* [DIRECTION]: Take each line containing the word "responsibility" and copy it.
■ ■ ■
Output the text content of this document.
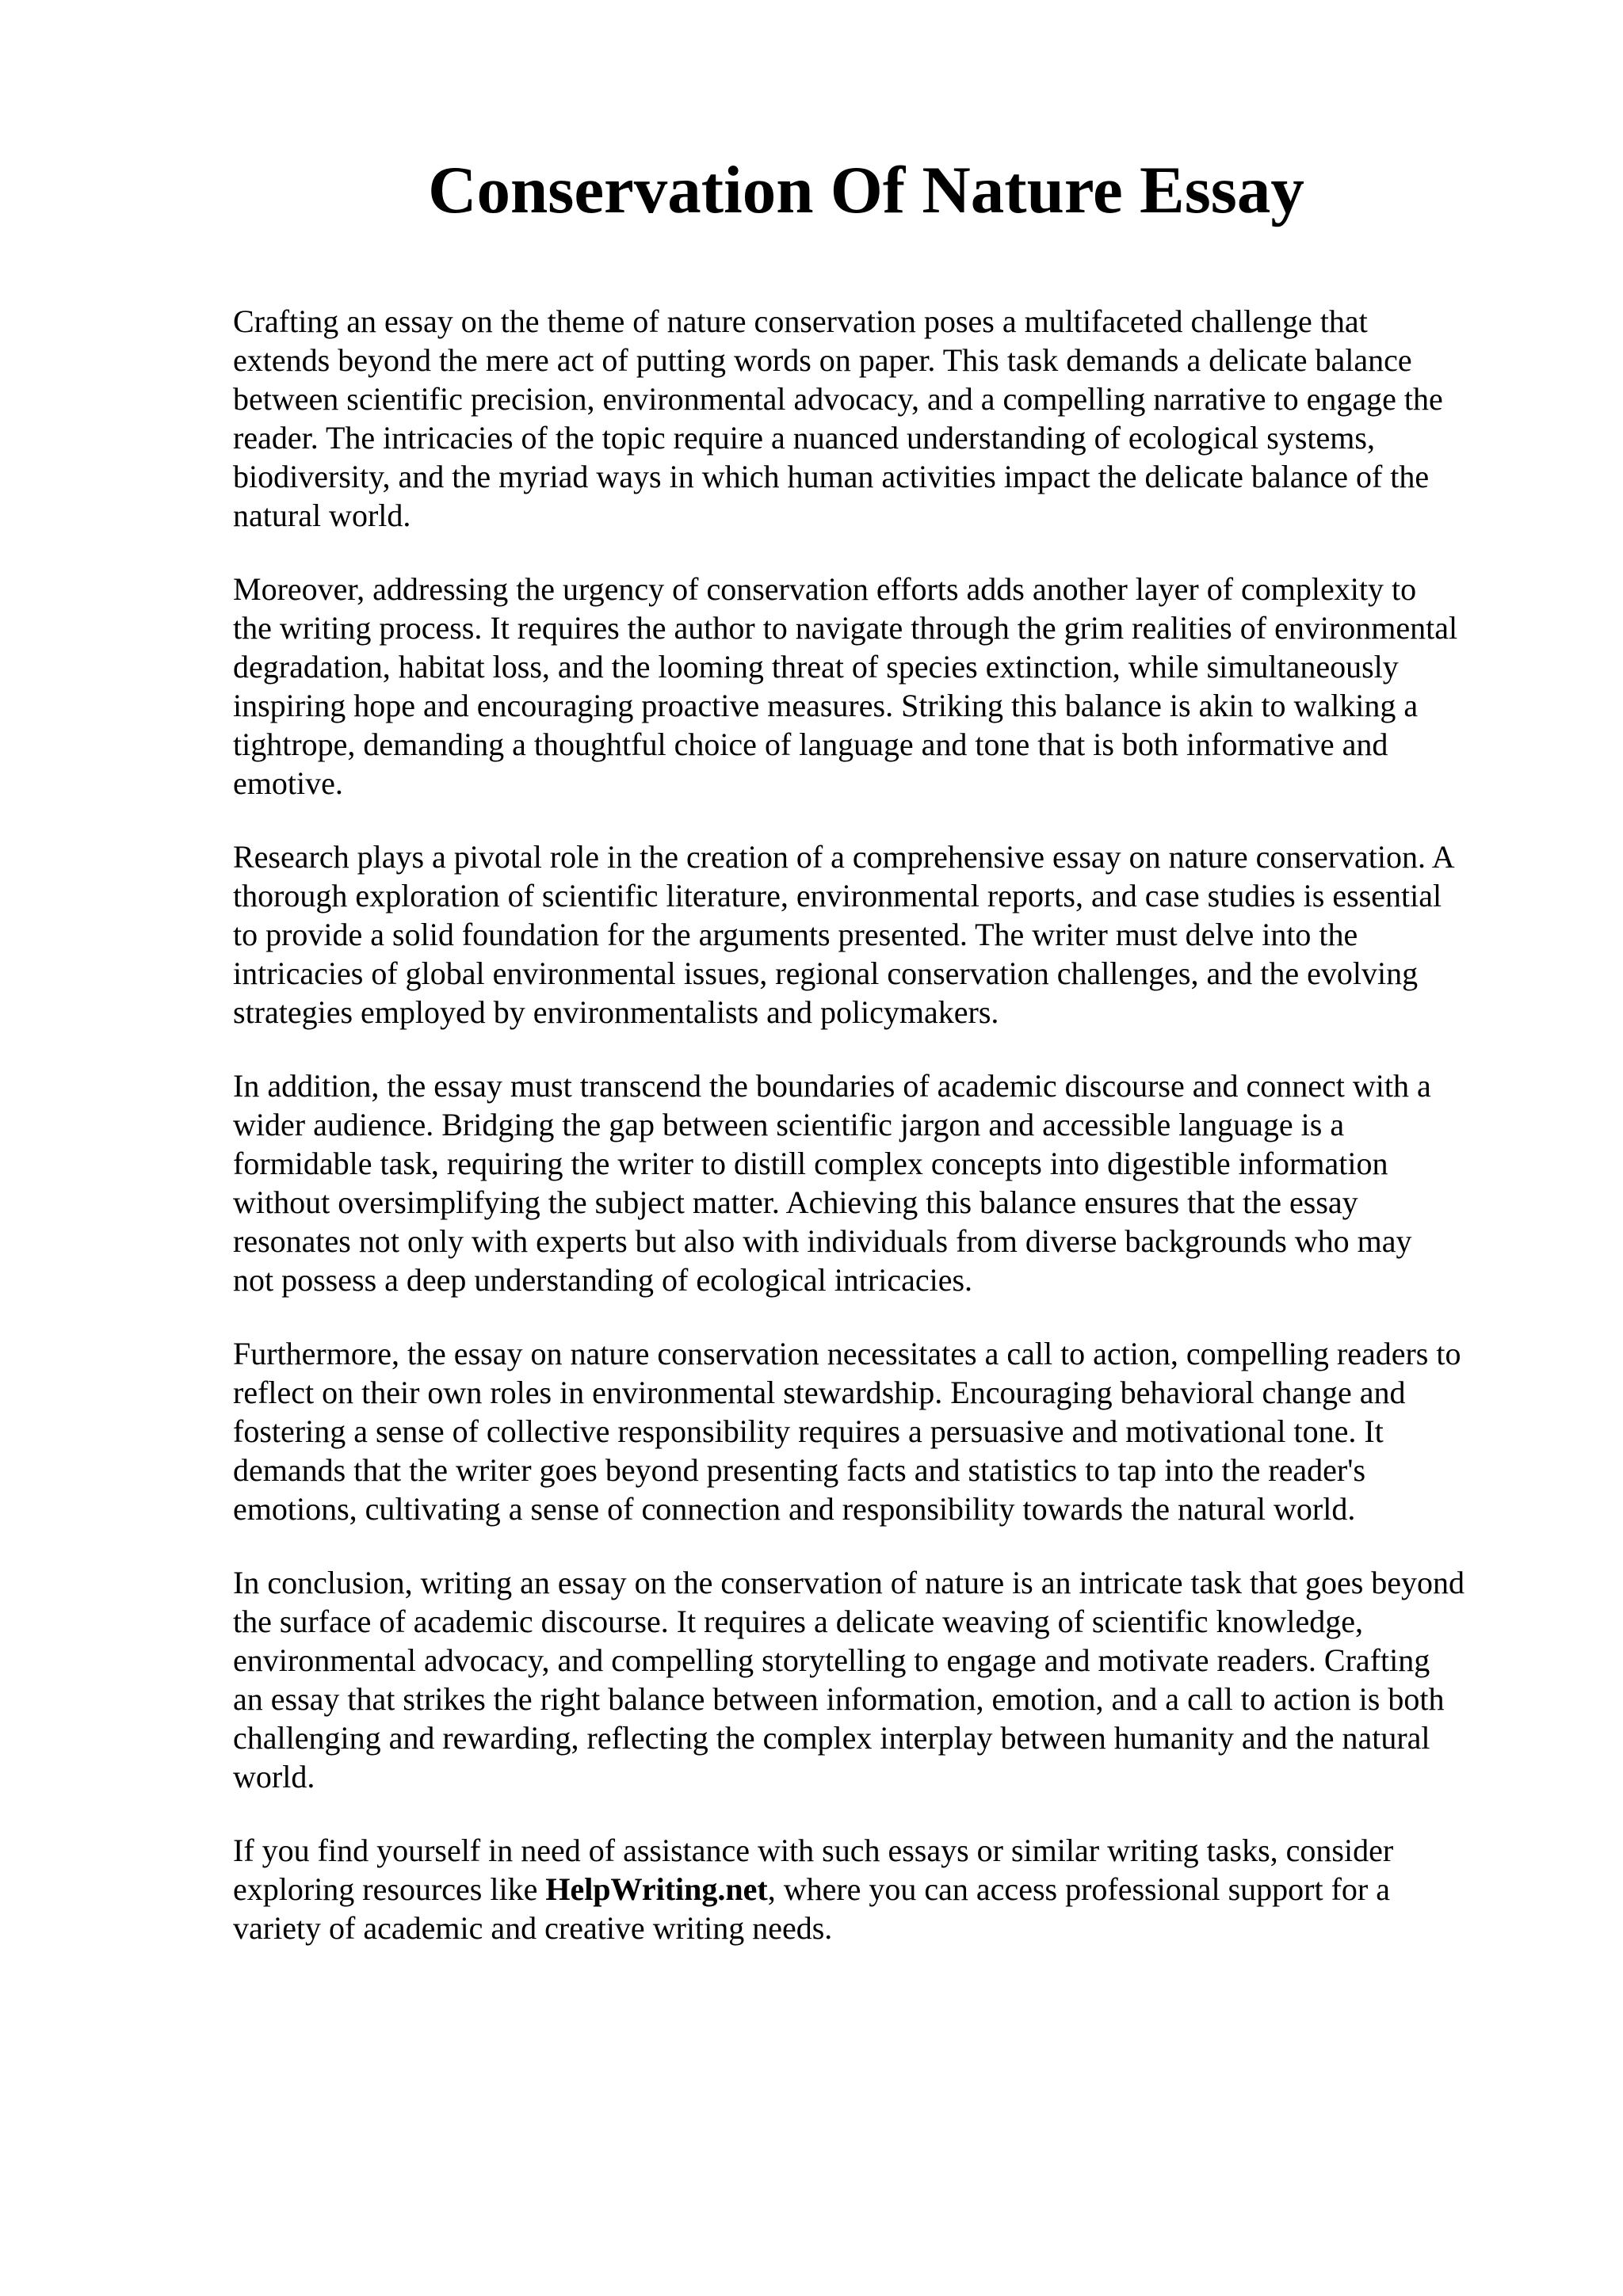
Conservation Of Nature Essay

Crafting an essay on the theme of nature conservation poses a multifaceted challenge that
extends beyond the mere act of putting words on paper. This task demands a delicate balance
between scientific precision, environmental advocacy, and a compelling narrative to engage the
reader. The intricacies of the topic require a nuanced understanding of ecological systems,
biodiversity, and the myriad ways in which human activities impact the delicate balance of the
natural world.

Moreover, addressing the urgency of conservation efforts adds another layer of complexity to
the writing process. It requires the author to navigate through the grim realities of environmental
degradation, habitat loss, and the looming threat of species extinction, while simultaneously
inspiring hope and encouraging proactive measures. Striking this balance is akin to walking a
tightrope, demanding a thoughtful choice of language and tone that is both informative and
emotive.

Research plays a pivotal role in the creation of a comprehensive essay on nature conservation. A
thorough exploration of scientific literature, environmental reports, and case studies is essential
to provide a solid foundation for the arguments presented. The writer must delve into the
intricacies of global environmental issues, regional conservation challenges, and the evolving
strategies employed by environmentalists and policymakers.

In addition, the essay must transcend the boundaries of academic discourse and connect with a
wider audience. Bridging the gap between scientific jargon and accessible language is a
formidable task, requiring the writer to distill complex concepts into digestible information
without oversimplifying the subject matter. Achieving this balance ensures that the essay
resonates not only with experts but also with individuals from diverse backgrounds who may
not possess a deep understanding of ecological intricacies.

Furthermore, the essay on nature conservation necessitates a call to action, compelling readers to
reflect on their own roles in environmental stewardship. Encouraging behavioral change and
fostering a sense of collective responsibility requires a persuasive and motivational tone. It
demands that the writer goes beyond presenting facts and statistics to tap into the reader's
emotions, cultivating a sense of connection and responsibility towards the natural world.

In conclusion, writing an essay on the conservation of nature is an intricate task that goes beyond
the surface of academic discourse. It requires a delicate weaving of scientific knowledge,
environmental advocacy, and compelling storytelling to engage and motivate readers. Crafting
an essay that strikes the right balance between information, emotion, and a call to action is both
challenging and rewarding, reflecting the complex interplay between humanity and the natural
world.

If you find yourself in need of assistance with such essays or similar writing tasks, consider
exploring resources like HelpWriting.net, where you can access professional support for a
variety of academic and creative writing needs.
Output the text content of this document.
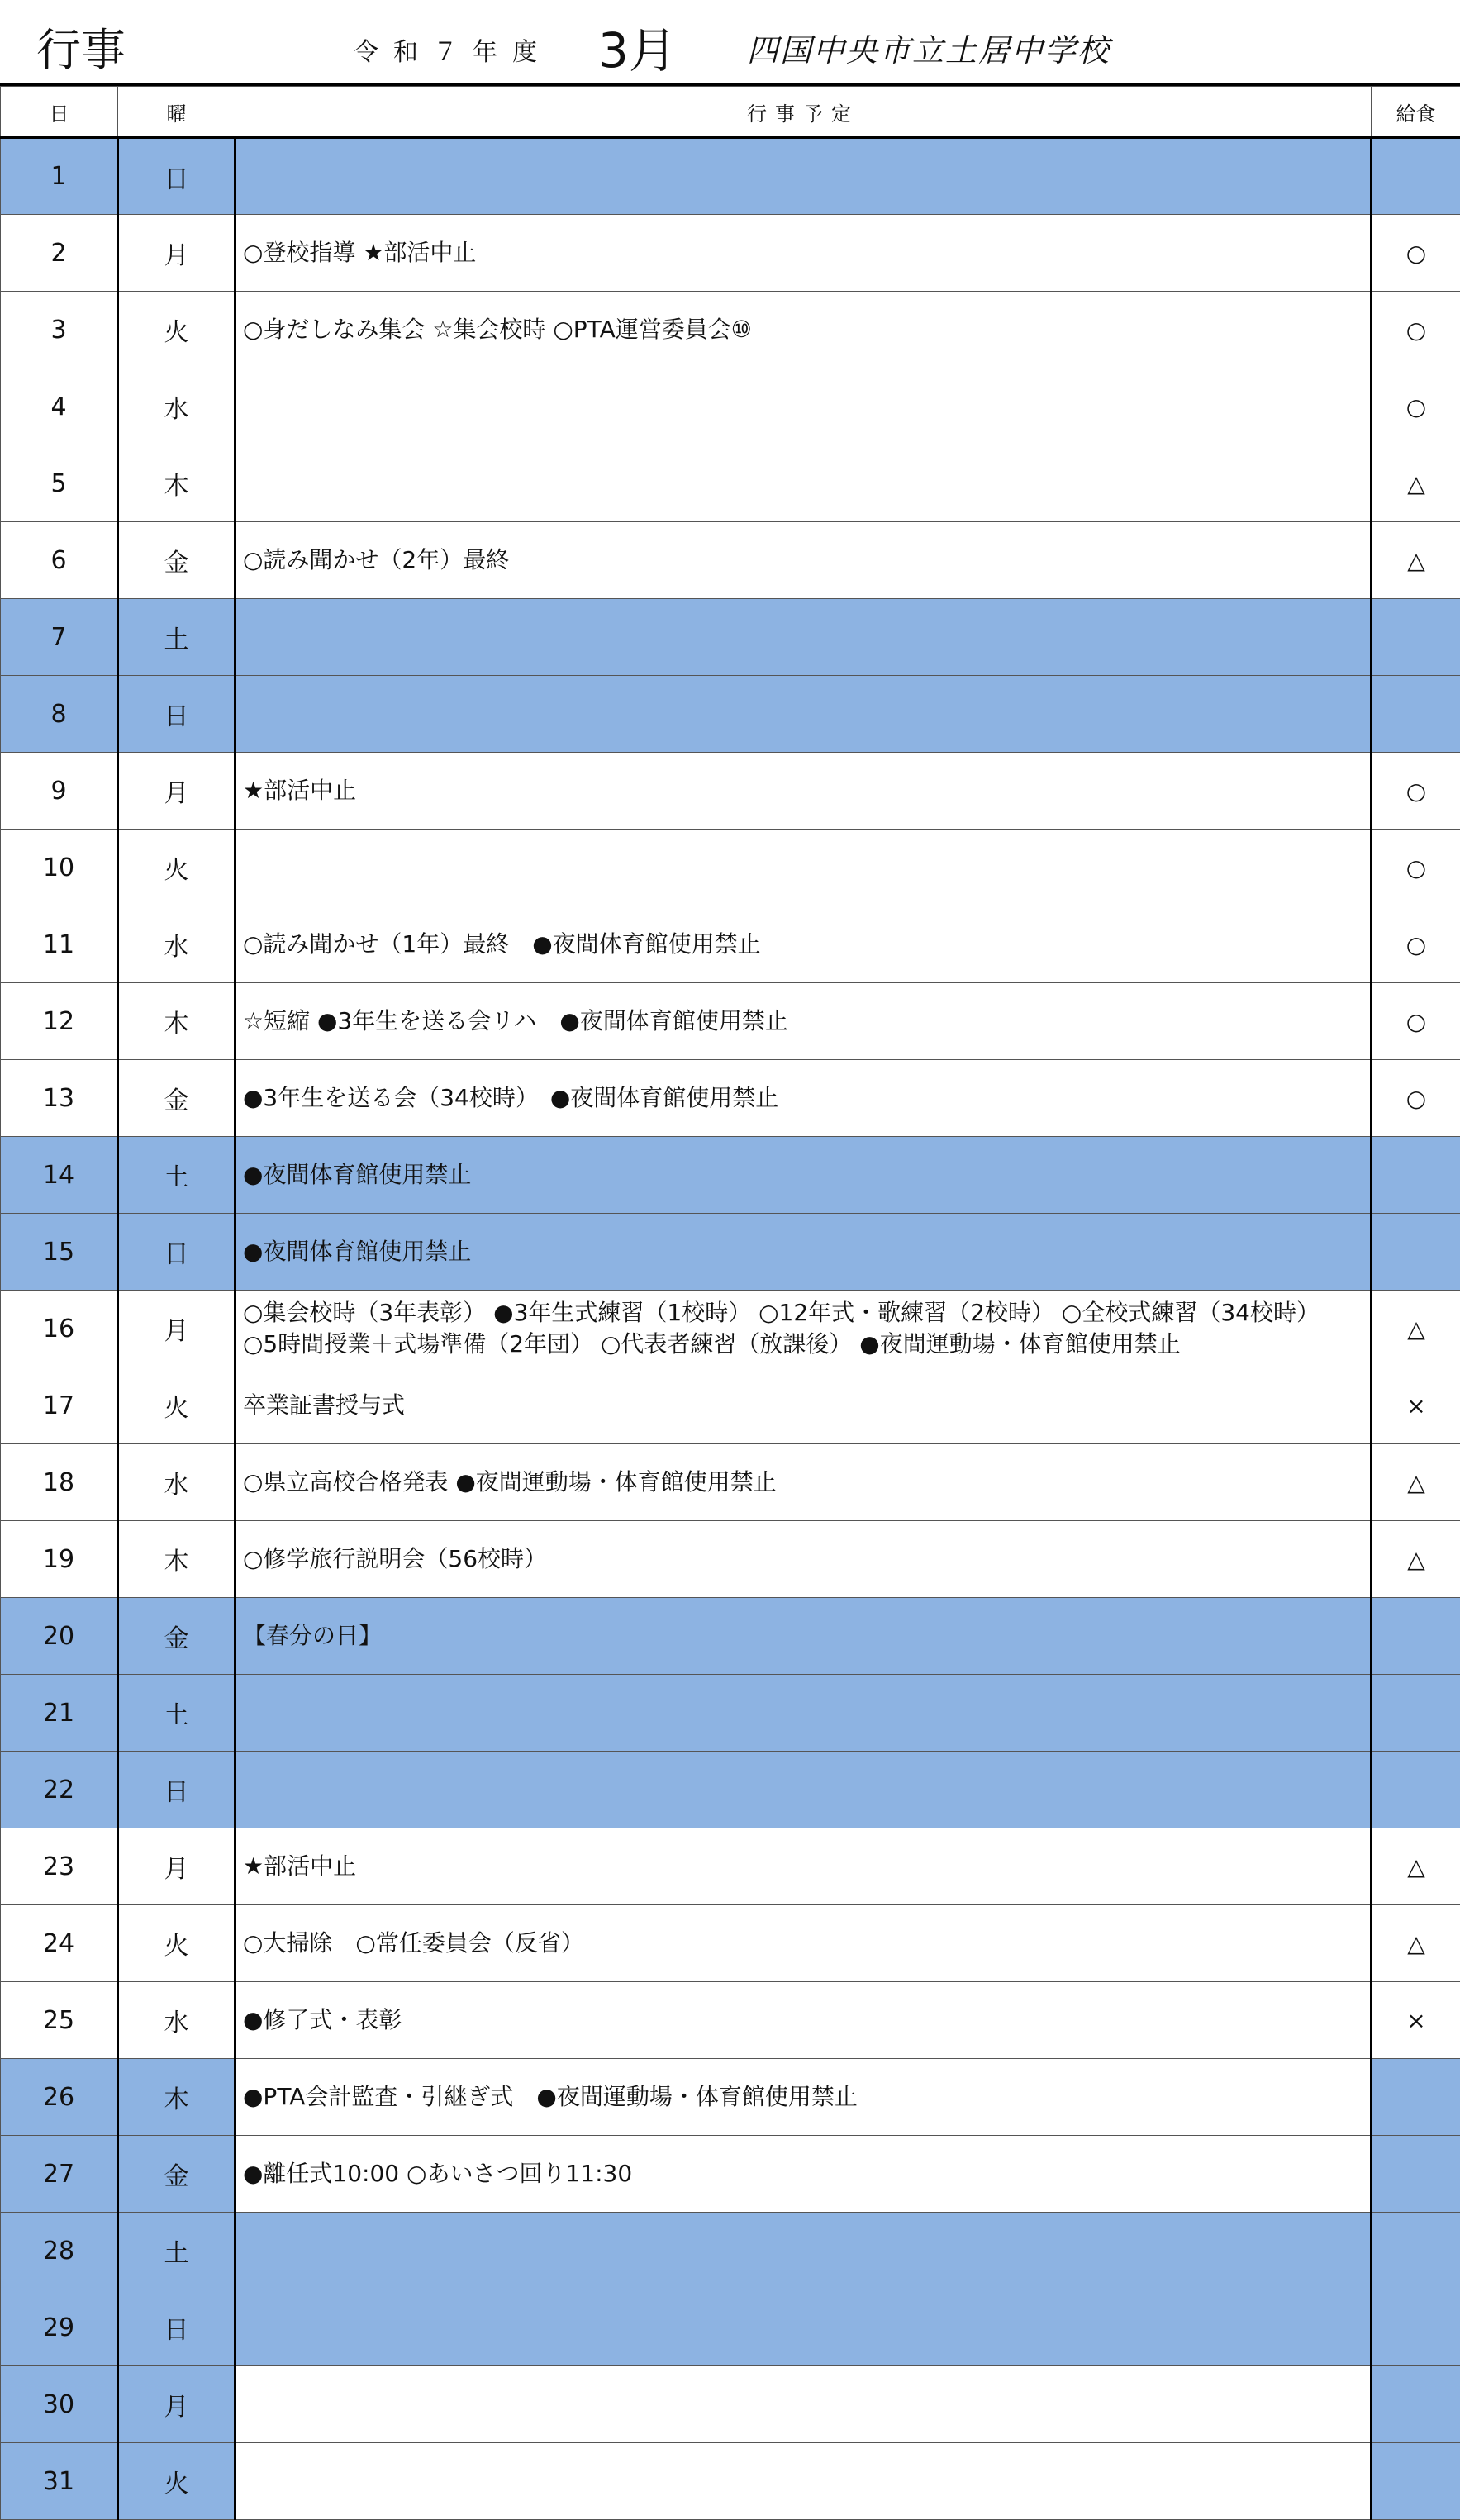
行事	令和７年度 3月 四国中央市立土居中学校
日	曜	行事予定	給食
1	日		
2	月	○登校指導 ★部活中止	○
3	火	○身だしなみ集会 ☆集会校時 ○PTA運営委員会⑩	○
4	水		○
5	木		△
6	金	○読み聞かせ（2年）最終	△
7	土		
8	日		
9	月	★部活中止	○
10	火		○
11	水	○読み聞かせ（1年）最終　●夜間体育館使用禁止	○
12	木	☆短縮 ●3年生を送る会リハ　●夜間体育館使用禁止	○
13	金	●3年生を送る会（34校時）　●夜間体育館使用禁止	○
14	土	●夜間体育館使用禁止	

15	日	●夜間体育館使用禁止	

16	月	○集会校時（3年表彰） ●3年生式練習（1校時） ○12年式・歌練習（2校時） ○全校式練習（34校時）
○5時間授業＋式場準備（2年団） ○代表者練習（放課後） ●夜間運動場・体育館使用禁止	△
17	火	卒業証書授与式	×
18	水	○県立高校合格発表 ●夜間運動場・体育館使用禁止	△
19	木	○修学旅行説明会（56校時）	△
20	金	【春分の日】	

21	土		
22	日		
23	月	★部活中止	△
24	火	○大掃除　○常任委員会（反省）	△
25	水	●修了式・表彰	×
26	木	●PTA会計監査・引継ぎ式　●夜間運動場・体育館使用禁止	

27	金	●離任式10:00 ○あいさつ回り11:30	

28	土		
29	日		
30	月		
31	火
■ ■ ■
* [COMPLETE ANSWER]:
fostering a sense of collective responsibility requires a persuasive and motivational tone. It
emotions, cultivating a sense of connection and responsibility towards the natural world.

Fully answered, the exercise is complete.